Stored records
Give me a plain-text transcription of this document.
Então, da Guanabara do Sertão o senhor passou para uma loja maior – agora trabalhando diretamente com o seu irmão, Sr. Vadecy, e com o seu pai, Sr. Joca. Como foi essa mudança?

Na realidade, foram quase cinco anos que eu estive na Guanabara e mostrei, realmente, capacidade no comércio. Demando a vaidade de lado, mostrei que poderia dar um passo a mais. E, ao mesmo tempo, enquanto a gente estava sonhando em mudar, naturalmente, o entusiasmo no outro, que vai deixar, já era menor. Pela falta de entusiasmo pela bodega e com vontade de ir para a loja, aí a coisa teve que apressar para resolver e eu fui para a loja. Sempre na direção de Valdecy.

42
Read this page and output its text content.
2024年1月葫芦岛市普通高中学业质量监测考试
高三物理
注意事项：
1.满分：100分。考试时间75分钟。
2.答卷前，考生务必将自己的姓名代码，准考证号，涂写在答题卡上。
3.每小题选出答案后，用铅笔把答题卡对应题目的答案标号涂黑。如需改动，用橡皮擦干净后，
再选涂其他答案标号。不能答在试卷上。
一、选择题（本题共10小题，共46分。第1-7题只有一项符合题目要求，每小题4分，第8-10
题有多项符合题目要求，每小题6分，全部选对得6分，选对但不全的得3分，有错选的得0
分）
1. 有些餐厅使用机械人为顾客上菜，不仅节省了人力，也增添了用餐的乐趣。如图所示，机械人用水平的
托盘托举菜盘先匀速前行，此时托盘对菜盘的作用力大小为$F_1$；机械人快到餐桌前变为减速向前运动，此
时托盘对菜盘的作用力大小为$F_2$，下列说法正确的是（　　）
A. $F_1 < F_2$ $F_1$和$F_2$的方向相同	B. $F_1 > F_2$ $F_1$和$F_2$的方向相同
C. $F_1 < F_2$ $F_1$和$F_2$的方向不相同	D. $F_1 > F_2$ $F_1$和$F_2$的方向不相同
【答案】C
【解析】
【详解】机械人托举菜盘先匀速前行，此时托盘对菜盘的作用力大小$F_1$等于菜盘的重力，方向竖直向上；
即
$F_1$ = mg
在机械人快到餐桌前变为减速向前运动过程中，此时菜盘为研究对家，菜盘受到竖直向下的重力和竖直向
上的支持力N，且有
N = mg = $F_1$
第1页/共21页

• _SET EXERCISE_: Each line must be given again exactly as written above.

• _OUTPUT OF THE TASK_:
Give me a plain-text transcription of this document.
Então, da Guanabara do Sertão o senhor passou para uma loja maior – agora trabalhando diretamente com o seu irmão, Sr. Vadecy, e com o seu pai, Sr. Joca. Como foi essa mudança?

Na realidade, foram quase cinco anos que eu estive na Guanabara e mostrei, realmente, capacidade no comércio. Demando a vaidade de lado, mostrei que poderia dar um passo a mais. E, ao mesmo tempo, enquanto a gente estava sonhando em mudar, naturalmente, o entusiasmo no outro, que vai deixar, já era menor. Pela falta de entusiasmo pela bodega e com vontade de ir para a loja, aí a coisa teve que apressar para resolver e eu fui para a loja. Sempre na direção de Valdecy.

42
Read this page and output its text content.
2024年1月葫芦岛市普通高中学业质量监测考试
高三物理
注意事项：
1.满分：100分。考试时间75分钟。
2.答卷前，考生务必将自己的姓名代码，准考证号，涂写在答题卡上。
3.每小题选出答案后，用铅笔把答题卡对应题目的答案标号涂黑。如需改动，用橡皮擦干净后，
再选涂其他答案标号。不能答在试卷上。
一、选择题（本题共10小题，共46分。第1-7题只有一项符合题目要求，每小题4分，第8-10
题有多项符合题目要求，每小题6分，全部选对得6分，选对但不全的得3分，有错选的得0
分）
1. 有些餐厅使用机械人为顾客上菜，不仅节省了人力，也增添了用餐的乐趣。如图所示，机械人用水平的
托盘托举菜盘先匀速前行，此时托盘对菜盘的作用力大小为$F_1$；机械人快到餐桌前变为减速向前运动，此
时托盘对菜盘的作用力大小为$F_2$，下列说法正确的是（　　）
A. $F_1 < F_2$ $F_1$和$F_2$的方向相同	B. $F_1 > F_2$ $F_1$和$F_2$的方向相同
C. $F_1 < F_2$ $F_1$和$F_2$的方向不相同	D. $F_1 > F_2$ $F_1$和$F_2$的方向不相同
【答案】C
【解析】
【详解】机械人托举菜盘先匀速前行，此时托盘对菜盘的作用力大小$F_1$等于菜盘的重力，方向竖直向上；
即
$F_1$ = mg
在机械人快到餐桌前变为减速向前运动过程中，此时菜盘为研究对家，菜盘受到竖直向下的重力和竖直向
上的支持力N，且有
N = mg = $F_1$
第1页/共21页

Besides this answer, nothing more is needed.